→ **Set problem**
What is needed here is an exact copy of every entry.

→ **Listing**

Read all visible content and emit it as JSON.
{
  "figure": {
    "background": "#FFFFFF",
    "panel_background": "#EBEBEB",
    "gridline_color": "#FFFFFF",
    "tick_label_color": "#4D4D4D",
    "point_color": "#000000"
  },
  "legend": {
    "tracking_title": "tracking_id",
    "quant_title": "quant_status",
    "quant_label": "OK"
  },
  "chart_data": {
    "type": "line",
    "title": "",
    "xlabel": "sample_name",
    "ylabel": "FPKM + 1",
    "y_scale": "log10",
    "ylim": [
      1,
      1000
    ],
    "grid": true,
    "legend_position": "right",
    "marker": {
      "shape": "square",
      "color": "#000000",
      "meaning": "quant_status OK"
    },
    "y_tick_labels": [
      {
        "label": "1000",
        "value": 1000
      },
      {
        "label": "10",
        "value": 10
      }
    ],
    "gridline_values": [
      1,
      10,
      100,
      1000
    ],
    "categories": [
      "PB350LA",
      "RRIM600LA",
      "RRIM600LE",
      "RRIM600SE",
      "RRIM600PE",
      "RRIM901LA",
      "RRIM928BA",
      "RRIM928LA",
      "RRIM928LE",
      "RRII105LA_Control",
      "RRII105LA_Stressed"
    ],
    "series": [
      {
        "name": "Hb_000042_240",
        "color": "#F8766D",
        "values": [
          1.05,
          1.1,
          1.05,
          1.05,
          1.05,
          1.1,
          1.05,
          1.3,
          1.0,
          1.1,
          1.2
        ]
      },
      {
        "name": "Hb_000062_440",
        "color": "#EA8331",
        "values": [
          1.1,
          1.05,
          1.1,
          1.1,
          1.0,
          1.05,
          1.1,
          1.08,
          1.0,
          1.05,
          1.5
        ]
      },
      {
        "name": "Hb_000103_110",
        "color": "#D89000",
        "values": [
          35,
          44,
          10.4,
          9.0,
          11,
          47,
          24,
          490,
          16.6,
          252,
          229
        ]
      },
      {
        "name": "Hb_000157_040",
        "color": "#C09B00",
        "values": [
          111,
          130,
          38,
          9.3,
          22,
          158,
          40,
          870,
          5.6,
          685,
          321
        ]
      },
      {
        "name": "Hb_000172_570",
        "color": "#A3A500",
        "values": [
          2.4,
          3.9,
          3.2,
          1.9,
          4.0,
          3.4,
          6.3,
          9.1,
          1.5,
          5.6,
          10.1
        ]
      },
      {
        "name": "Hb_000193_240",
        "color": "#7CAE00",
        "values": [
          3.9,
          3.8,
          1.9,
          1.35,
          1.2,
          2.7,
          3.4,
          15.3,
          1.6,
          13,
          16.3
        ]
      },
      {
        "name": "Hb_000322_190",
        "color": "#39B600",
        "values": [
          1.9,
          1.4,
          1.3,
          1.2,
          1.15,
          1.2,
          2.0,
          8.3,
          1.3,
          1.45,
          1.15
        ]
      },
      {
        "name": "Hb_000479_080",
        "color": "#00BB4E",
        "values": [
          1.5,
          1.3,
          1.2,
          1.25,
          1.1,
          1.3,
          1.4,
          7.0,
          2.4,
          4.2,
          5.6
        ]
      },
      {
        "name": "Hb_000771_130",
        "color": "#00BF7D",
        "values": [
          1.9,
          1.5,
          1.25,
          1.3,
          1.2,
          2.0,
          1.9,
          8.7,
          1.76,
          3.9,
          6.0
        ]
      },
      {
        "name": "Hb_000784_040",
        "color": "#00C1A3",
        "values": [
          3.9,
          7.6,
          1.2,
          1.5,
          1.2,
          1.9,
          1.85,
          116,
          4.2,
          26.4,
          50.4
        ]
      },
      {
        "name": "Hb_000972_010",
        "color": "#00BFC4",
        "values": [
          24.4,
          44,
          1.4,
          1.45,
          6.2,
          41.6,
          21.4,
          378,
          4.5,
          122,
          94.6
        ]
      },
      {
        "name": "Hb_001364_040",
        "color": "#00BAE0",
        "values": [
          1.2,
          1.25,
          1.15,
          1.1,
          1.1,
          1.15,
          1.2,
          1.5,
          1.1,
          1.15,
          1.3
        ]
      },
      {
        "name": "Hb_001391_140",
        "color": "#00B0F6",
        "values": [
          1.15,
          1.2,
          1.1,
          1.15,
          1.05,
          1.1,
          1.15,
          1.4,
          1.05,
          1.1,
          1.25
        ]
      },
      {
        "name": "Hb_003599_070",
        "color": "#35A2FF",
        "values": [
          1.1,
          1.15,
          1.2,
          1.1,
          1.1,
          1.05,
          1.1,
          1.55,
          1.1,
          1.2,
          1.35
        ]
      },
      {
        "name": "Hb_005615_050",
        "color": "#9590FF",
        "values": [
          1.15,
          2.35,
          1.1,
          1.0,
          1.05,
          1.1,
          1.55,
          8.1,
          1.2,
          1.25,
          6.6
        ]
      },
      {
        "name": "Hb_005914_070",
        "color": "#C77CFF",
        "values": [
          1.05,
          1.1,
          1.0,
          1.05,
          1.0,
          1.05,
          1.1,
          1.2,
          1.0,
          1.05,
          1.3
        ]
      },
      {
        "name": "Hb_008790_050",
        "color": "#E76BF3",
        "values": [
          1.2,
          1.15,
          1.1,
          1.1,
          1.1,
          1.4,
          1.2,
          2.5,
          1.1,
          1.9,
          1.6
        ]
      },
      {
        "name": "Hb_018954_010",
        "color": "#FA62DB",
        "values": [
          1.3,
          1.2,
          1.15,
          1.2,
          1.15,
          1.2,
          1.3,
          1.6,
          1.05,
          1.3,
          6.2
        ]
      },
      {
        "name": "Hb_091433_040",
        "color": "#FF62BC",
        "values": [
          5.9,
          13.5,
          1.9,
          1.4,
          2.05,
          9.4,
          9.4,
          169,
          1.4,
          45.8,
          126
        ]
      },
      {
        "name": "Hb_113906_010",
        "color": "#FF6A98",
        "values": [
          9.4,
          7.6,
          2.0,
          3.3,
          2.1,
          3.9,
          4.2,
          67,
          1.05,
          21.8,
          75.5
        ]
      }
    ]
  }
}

→ **The answer**
Read all visible content and emit it as JSON.
{
  "figure": {
    "background": "#FFFFFF",
    "panel_background": "#EBEBEB",
    "gridline_color": "#FFFFFF",
    "tick_label_color": "#4D4D4D",
    "point_color": "#000000"
  },
  "legend": {
    "tracking_title": "tracking_id",
    "quant_title": "quant_status",
    "quant_label": "OK"
  },
  "chart_data": {
    "type": "line",
    "title": "",
    "xlabel": "sample_name",
    "ylabel": "FPKM + 1",
    "y_scale": "log10",
    "ylim": [
      1,
      1000
    ],
    "grid": true,
    "legend_position": "right",
    "marker": {
      "shape": "square",
      "color": "#000000",
      "meaning": "quant_status OK"
    },
    "y_tick_labels": [
      {
        "label": "1000",
        "value": 1000
      },
      {
        "label": "10",
        "value": 10
      }
    ],
    "gridline_values": [
      1,
      10,
      100,
      1000
    ],
    "categories": [
      "PB350LA",
      "RRIM600LA",
      "RRIM600LE",
      "RRIM600SE",
      "RRIM600PE",
      "RRIM901LA",
      "RRIM928BA",
      "RRIM928LA",
      "RRIM928LE",
      "RRII105LA_Control",
      "RRII105LA_Stressed"
    ],
    "series": [
      {
        "name": "Hb_000042_240",
        "color": "#F8766D",
        "values": [
          1.05,
          1.1,
          1.05,
          1.05,
          1.05,
          1.1,
          1.05,
          1.3,
          1.0,
          1.1,
          1.2
        ]
      },
      {
        "name": "Hb_000062_440",
        "color": "#EA8331",
        "values": [
          1.1,
          1.05,
          1.1,
          1.1,
          1.0,
          1.05,
          1.1,
          1.08,
          1.0,
          1.05,
          1.5
        ]
      },
      {
        "name": "Hb_000103_110",
        "color": "#D89000",
        "values": [
          35,
          44,
          10.4,
          9.0,
          11,
          47,
          24,
          490,
          16.6,
          252,
          229
        ]
      },
      {
        "name": "Hb_000157_040",
        "color": "#C09B00",
        "values": [
          111,
          130,
          38,
          9.3,
          22,
          158,
          40,
          870,
          5.6,
          685,
          321
        ]
      },
      {
        "name": "Hb_000172_570",
        "color": "#A3A500",
        "values": [
          2.4,
          3.9,
          3.2,
          1.9,
          4.0,
          3.4,
          6.3,
          9.1,
          1.5,
          5.6,
          10.1
        ]
      },
      {
        "name": "Hb_000193_240",
        "color": "#7CAE00",
        "values": [
          3.9,
          3.8,
          1.9,
          1.35,
          1.2,
          2.7,
          3.4,
          15.3,
          1.6,
          13,
          16.3
        ]
      },
      {
        "name": "Hb_000322_190",
        "color": "#39B600",
        "values": [
          1.9,
          1.4,
          1.3,
          1.2,
          1.15,
          1.2,
          2.0,
          8.3,
          1.3,
          1.45,
          1.15
        ]
      },
      {
        "name": "Hb_000479_080",
        "color": "#00BB4E",
        "values": [
          1.5,
          1.3,
          1.2,
          1.25,
          1.1,
          1.3,
          1.4,
          7.0,
          2.4,
          4.2,
          5.6
        ]
      },
      {
        "name": "Hb_000771_130",
        "color": "#00BF7D",
        "values": [
          1.9,
          1.5,
          1.25,
          1.3,
          1.2,
          2.0,
          1.9,
          8.7,
          1.76,
          3.9,
          6.0
        ]
      },
      {
        "name": "Hb_000784_040",
        "color": "#00C1A3",
        "values": [
          3.9,
          7.6,
          1.2,
          1.5,
          1.2,
          1.9,
          1.85,
          116,
          4.2,
          26.4,
          50.4
        ]
      },
      {
        "name": "Hb_000972_010",
        "color": "#00BFC4",
        "values": [
          24.4,
          44,
          1.4,
          1.45,
          6.2,
          41.6,
          21.4,
          378,
          4.5,
          122,
          94.6
        ]
      },
      {
        "name": "Hb_001364_040",
        "color": "#00BAE0",
        "values": [
          1.2,
          1.25,
          1.15,
          1.1,
          1.1,
          1.15,
          1.2,
          1.5,
          1.1,
          1.15,
          1.3
        ]
      },
      {
        "name": "Hb_001391_140",
        "color": "#00B0F6",
        "values": [
          1.15,
          1.2,
          1.1,
          1.15,
          1.05,
          1.1,
          1.15,
          1.4,
          1.05,
          1.1,
          1.25
        ]
      },
      {
        "name": "Hb_003599_070",
        "color": "#35A2FF",
        "values": [
          1.1,
          1.15,
          1.2,
          1.1,
          1.1,
          1.05,
          1.1,
          1.55,
          1.1,
          1.2,
          1.35
        ]
      },
      {
        "name": "Hb_005615_050",
        "color": "#9590FF",
        "values": [
          1.15,
          2.35,
          1.1,
          1.0,
          1.05,
          1.1,
          1.55,
          8.1,
          1.2,
          1.25,
          6.6
        ]
      },
      {
        "name": "Hb_005914_070",
        "color": "#C77CFF",
        "values": [
          1.05,
          1.1,
          1.0,
          1.05,
          1.0,
          1.05,
          1.1,
          1.2,
          1.0,
          1.05,
          1.3
        ]
      },
      {
        "name": "Hb_008790_050",
        "color": "#E76BF3",
        "values": [
          1.2,
          1.15,
          1.1,
          1.1,
          1.1,
          1.4,
          1.2,
          2.5,
          1.1,
          1.9,
          1.6
        ]
      },
      {
        "name": "Hb_018954_010",
        "color": "#FA62DB",
        "values": [
          1.3,
          1.2,
          1.15,
          1.2,
          1.15,
          1.2,
          1.3,
          1.6,
          1.05,
          1.3,
          6.2
        ]
      },
      {
        "name": "Hb_091433_040",
        "color": "#FF62BC",
        "values": [
          5.9,
          13.5,
          1.9,
          1.4,
          2.05,
          9.4,
          9.4,
          169,
          1.4,
          45.8,
          126
        ]
      },
      {
        "name": "Hb_113906_010",
        "color": "#FF6A98",
        "values": [
          9.4,
          7.6,
          2.0,
          3.3,
          2.1,
          3.9,
          4.2,
          67,
          1.05,
          21.8,
          75.5
        ]
      }
    ]
  }
}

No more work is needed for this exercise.